— begin Recorded data —
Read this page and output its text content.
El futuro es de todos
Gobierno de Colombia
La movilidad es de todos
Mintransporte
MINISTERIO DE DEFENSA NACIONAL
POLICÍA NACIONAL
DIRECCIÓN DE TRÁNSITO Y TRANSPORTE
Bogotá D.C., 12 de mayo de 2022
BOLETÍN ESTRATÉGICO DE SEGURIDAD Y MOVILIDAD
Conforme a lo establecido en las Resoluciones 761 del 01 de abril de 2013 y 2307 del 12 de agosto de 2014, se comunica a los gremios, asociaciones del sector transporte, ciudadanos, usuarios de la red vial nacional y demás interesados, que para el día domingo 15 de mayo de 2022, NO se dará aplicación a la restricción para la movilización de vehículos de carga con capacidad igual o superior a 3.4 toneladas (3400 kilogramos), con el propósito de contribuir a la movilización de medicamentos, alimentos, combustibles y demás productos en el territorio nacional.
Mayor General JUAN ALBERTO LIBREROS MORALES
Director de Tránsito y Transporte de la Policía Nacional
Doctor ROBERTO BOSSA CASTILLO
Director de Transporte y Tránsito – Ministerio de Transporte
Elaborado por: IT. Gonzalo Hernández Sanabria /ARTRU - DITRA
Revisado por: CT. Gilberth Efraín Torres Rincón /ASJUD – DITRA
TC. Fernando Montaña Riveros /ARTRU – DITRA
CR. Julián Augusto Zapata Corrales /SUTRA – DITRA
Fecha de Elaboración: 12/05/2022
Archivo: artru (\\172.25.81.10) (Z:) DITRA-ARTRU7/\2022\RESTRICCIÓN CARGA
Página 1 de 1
— end Recorded data —
◆ Your objective
Repeat each record exactly, leaving nothing out.

◆ Answer to the problem
Read this page and output its text content.
El futuro es de todos
Gobierno de Colombia
La movilidad es de todos
Mintransporte
MINISTERIO DE DEFENSA NACIONAL
POLICÍA NACIONAL
DIRECCIÓN DE TRÁNSITO Y TRANSPORTE
Bogotá D.C., 12 de mayo de 2022
BOLETÍN ESTRATÉGICO DE SEGURIDAD Y MOVILIDAD
Conforme a lo establecido en las Resoluciones 761 del 01 de abril de 2013 y 2307 del 12 de agosto de 2014, se comunica a los gremios, asociaciones del sector transporte, ciudadanos, usuarios de la red vial nacional y demás interesados, que para el día domingo 15 de mayo de 2022, NO se dará aplicación a la restricción para la movilización de vehículos de carga con capacidad igual o superior a 3.4 toneladas (3400 kilogramos), con el propósito de contribuir a la movilización de medicamentos, alimentos, combustibles y demás productos en el territorio nacional.
Mayor General JUAN ALBERTO LIBREROS MORALES
Director de Tránsito y Transporte de la Policía Nacional
Doctor ROBERTO BOSSA CASTILLO
Director de Transporte y Tránsito – Ministerio de Transporte
Elaborado por: IT. Gonzalo Hernández Sanabria /ARTRU - DITRA
Revisado por: CT. Gilberth Efraín Torres Rincón /ASJUD – DITRA
TC. Fernando Montaña Riveros /ARTRU – DITRA
CR. Julián Augusto Zapata Corrales /SUTRA – DITRA
Fecha de Elaboración: 12/05/2022
Archivo: artru (\\172.25.81.10) (Z:) DITRA-ARTRU7/\2022\RESTRICCIÓN CARGA
Página 1 de 1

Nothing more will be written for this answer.